Output every entry exactly as given.

[Data listing]
□ □ □ □ □ □ □
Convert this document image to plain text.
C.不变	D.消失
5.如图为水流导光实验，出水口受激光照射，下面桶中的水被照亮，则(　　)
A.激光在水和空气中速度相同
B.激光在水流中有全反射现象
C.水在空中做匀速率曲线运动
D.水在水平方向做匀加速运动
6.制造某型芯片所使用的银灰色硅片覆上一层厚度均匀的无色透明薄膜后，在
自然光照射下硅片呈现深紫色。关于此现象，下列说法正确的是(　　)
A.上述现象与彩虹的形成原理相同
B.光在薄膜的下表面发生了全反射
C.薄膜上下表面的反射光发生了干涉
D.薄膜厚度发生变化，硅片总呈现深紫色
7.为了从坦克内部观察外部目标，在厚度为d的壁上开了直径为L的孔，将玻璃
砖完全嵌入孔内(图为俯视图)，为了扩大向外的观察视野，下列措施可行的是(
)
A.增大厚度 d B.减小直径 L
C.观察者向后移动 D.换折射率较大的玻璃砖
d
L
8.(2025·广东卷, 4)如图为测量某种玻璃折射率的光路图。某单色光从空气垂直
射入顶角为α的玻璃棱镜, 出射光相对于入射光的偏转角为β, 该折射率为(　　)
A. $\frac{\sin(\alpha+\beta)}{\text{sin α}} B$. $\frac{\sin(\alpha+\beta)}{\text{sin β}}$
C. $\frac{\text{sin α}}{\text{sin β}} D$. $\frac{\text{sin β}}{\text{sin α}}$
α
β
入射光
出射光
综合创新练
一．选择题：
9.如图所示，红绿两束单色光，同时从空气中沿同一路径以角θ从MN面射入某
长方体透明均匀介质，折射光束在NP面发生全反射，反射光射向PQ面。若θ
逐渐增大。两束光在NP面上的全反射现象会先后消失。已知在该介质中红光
□ □ □ □ □ □ □
§ **CORRECT ANSWER**
Convert this document image to plain text.
C.不变	D.消失
5.如图为水流导光实验，出水口受激光照射，下面桶中的水被照亮，则(　　)
A.激光在水和空气中速度相同
B.激光在水流中有全反射现象
C.水在空中做匀速率曲线运动
D.水在水平方向做匀加速运动
6.制造某型芯片所使用的银灰色硅片覆上一层厚度均匀的无色透明薄膜后，在
自然光照射下硅片呈现深紫色。关于此现象，下列说法正确的是(　　)
A.上述现象与彩虹的形成原理相同
B.光在薄膜的下表面发生了全反射
C.薄膜上下表面的反射光发生了干涉
D.薄膜厚度发生变化，硅片总呈现深紫色
7.为了从坦克内部观察外部目标，在厚度为d的壁上开了直径为L的孔，将玻璃
砖完全嵌入孔内(图为俯视图)，为了扩大向外的观察视野，下列措施可行的是(
)
A.增大厚度 d B.减小直径 L
C.观察者向后移动 D.换折射率较大的玻璃砖
d
L
8.(2025·广东卷, 4)如图为测量某种玻璃折射率的光路图。某单色光从空气垂直
射入顶角为α的玻璃棱镜, 出射光相对于入射光的偏转角为β, 该折射率为(　　)
A. $\frac{\sin(\alpha+\beta)}{\text{sin α}} B$. $\frac{\sin(\alpha+\beta)}{\text{sin β}}$
C. $\frac{\text{sin α}}{\text{sin β}} D$. $\frac{\text{sin β}}{\text{sin α}}$
α
β
入射光
出射光
综合创新练
一．选择题：
9.如图所示，红绿两束单色光，同时从空气中沿同一路径以角θ从MN面射入某
长方体透明均匀介质，折射光束在NP面发生全反射，反射光射向PQ面。若θ
逐渐增大。两束光在NP面上的全反射现象会先后消失。已知在该介质中红光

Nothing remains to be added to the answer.